* _SHORT EXERCISE_: Your task is to count the lines of the entries below that include the word "repay" and to give only the resulting number.

* _DATA PROVIDED_:
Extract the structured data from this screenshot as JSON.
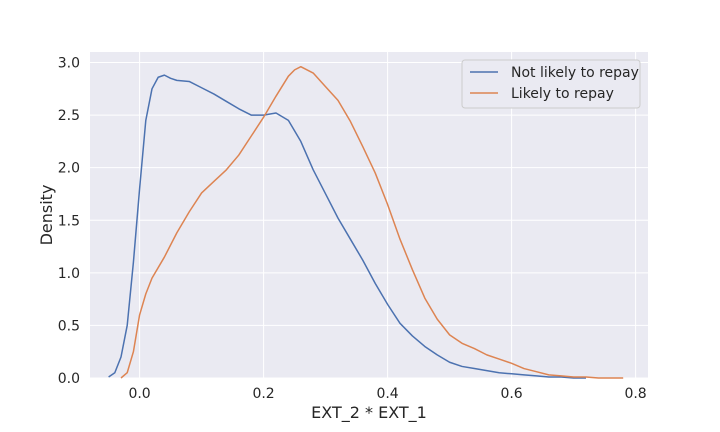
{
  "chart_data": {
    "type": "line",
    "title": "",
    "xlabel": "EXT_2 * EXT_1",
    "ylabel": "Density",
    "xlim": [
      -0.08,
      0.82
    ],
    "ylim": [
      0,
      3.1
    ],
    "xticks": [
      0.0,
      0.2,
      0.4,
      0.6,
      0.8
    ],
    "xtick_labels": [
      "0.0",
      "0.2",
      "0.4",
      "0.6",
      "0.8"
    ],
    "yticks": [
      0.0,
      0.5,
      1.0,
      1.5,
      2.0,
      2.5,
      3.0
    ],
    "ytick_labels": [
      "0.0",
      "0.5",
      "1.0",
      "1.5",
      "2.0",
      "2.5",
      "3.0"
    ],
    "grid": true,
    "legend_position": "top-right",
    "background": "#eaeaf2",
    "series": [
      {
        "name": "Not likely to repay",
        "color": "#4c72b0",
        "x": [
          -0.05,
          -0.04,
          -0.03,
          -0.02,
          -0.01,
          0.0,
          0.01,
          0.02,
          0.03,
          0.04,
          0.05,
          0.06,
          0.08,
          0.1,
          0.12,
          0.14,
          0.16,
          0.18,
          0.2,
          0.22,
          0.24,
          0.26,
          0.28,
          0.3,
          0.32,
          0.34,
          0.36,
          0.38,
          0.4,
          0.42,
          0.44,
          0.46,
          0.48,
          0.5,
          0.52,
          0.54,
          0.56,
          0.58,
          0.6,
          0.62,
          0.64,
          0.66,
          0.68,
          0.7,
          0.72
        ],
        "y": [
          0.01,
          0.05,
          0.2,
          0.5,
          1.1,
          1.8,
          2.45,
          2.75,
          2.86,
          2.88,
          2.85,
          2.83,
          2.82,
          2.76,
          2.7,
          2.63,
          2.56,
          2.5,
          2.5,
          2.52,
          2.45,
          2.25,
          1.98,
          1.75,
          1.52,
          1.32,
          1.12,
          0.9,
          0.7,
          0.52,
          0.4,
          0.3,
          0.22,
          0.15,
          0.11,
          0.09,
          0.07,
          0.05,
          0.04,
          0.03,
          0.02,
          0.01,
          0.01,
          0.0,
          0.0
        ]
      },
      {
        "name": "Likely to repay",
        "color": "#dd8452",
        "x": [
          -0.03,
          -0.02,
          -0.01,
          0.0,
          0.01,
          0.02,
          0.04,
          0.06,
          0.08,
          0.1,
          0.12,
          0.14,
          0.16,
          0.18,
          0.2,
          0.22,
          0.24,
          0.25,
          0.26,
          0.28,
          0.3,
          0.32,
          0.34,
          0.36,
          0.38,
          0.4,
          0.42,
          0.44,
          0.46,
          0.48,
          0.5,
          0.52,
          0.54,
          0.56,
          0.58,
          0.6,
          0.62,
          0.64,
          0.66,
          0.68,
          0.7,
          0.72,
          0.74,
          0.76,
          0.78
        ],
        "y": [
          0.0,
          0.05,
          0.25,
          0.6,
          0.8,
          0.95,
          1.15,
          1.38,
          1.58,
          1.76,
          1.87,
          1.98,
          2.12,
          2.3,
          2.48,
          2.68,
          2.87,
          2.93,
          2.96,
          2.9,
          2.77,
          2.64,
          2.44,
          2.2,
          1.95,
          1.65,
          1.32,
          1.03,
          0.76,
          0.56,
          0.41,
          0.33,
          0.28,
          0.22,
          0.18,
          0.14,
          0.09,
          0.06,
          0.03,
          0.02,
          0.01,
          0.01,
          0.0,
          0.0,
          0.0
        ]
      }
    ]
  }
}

* _FINAL ANSWER_: 2